*The records*:
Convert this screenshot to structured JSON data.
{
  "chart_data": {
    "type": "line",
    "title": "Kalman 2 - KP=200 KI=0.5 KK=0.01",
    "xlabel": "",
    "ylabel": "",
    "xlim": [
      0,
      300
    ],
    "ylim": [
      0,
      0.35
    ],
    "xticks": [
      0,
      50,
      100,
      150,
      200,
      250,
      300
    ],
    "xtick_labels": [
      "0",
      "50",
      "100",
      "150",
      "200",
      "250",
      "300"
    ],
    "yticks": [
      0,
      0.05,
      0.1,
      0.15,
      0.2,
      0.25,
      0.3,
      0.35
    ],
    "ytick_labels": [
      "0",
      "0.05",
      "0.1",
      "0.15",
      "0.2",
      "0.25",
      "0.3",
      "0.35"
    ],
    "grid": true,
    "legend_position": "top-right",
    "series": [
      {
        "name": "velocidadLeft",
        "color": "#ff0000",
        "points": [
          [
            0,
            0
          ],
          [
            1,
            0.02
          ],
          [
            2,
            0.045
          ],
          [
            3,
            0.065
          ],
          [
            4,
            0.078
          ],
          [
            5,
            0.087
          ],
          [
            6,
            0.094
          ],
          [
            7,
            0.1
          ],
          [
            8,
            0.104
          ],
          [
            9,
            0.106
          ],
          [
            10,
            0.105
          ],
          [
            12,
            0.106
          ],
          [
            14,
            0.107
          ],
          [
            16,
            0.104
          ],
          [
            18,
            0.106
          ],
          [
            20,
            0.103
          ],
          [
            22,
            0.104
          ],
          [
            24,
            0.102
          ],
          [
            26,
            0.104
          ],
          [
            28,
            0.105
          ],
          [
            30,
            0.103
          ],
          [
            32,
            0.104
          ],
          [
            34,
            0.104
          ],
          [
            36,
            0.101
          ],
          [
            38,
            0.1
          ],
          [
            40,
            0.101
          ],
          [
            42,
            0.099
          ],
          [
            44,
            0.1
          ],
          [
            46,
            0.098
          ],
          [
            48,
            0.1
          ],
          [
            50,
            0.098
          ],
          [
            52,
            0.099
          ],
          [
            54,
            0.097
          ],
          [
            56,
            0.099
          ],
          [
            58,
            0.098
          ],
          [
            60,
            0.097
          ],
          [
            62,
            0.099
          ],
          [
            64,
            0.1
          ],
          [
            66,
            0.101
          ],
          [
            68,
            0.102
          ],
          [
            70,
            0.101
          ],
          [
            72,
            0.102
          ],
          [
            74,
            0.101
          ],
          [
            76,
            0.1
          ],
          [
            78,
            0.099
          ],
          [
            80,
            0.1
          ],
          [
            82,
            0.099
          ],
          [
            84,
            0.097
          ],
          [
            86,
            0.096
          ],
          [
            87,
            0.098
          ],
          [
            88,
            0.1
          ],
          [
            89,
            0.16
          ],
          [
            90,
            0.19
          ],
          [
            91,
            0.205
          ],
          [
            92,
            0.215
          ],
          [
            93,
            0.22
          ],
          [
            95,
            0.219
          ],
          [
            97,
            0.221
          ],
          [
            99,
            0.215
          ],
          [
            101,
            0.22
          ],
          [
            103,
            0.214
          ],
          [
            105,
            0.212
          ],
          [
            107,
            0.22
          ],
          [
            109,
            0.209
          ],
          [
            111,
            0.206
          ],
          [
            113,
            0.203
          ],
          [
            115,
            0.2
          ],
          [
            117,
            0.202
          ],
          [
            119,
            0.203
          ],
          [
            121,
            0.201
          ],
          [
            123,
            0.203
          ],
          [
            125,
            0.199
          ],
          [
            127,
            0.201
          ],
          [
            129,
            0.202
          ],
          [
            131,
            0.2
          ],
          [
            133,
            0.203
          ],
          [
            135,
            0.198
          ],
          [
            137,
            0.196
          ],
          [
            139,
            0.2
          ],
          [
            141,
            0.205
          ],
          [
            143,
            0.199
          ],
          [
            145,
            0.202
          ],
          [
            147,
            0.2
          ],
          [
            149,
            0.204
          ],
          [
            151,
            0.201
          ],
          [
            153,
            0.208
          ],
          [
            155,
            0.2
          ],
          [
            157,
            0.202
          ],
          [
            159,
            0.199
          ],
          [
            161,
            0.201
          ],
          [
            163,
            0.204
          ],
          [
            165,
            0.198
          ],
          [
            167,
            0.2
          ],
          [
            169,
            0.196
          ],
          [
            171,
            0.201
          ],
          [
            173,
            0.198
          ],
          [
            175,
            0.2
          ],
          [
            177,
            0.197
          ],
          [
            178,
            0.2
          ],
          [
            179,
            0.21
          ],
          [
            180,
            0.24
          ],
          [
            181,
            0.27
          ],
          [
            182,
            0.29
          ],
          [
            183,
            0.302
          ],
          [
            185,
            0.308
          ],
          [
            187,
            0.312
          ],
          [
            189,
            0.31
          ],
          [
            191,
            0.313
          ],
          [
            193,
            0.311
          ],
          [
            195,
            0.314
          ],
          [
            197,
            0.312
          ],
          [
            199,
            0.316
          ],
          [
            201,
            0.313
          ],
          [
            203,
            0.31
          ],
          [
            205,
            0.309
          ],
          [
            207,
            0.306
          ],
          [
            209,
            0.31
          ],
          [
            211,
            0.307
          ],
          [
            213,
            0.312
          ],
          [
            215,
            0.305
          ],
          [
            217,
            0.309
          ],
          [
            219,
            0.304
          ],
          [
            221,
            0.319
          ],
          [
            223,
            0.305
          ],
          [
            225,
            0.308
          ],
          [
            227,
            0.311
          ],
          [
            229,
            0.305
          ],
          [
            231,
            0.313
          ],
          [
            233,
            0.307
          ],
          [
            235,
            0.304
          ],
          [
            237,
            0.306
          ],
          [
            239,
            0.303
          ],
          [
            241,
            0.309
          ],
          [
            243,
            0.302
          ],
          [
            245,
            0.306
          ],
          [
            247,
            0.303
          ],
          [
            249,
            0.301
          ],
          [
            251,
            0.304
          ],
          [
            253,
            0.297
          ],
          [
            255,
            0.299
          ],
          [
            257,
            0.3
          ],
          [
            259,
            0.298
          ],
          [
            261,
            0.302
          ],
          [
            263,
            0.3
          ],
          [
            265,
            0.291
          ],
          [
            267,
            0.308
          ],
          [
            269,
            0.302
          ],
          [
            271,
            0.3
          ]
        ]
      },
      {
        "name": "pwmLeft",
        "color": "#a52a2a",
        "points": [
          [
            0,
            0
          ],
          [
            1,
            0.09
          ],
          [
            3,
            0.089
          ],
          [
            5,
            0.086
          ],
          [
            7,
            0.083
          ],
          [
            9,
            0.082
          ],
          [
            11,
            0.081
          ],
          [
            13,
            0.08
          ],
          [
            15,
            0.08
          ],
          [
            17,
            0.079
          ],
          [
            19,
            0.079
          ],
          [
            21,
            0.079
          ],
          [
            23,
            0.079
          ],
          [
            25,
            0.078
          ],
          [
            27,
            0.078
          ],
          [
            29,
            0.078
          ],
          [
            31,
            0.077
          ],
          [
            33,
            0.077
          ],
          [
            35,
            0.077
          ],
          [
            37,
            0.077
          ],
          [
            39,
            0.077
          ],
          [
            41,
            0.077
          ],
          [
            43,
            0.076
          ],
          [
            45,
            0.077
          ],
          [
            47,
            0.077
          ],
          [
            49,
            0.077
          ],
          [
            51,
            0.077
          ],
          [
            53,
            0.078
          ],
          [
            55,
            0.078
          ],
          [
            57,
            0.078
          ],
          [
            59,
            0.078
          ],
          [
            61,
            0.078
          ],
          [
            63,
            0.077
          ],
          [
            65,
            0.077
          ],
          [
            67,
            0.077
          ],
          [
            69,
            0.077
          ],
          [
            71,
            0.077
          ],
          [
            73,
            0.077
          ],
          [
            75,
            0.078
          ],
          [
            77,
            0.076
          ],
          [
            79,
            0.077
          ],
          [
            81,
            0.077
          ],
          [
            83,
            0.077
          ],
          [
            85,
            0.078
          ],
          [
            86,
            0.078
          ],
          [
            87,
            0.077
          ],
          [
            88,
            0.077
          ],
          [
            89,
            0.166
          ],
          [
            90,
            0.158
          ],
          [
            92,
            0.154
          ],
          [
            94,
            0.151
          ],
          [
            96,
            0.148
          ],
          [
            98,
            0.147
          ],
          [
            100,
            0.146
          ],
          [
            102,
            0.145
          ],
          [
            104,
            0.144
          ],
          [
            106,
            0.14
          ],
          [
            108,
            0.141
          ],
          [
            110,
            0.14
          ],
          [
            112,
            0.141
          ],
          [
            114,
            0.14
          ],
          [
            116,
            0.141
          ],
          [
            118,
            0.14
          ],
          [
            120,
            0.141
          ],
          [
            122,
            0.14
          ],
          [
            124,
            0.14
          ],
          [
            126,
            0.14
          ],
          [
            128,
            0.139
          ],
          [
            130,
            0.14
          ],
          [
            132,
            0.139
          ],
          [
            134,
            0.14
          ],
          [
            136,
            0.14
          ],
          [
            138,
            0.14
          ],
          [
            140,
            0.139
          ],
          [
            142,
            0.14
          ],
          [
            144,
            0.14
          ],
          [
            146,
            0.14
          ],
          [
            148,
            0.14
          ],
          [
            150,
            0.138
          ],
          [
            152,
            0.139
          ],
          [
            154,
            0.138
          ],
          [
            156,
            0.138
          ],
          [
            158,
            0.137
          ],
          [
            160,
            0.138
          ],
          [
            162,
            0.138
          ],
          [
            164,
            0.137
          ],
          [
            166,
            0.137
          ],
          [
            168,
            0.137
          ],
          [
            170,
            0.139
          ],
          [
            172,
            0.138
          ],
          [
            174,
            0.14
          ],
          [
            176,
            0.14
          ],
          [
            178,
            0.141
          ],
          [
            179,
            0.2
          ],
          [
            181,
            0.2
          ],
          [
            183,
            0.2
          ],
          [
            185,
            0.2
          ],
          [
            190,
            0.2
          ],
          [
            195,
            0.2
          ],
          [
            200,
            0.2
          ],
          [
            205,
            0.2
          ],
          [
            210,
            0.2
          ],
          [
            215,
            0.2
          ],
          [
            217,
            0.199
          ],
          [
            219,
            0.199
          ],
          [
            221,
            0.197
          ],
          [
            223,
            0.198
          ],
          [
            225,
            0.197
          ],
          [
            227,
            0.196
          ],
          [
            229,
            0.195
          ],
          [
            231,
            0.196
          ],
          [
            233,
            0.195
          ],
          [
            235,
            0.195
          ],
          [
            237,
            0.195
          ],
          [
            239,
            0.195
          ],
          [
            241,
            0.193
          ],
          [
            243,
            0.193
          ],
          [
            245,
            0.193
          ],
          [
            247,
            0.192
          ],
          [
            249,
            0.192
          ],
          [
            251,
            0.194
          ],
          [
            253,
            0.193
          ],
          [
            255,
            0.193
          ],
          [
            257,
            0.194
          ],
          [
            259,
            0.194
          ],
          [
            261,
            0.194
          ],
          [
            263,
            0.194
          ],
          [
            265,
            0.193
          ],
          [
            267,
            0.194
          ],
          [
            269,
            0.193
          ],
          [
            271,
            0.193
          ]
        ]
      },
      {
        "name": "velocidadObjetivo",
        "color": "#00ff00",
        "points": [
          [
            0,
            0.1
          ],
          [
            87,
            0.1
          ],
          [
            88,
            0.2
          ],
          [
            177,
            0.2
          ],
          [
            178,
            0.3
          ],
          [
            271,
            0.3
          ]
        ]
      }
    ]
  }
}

*Set task*:
From the entries above, pull out each line that includes "name".

*Task output*:
        "name": "velocidadLeft",
        "name": "pwmLeft",
        "name": "velocidadObjetivo",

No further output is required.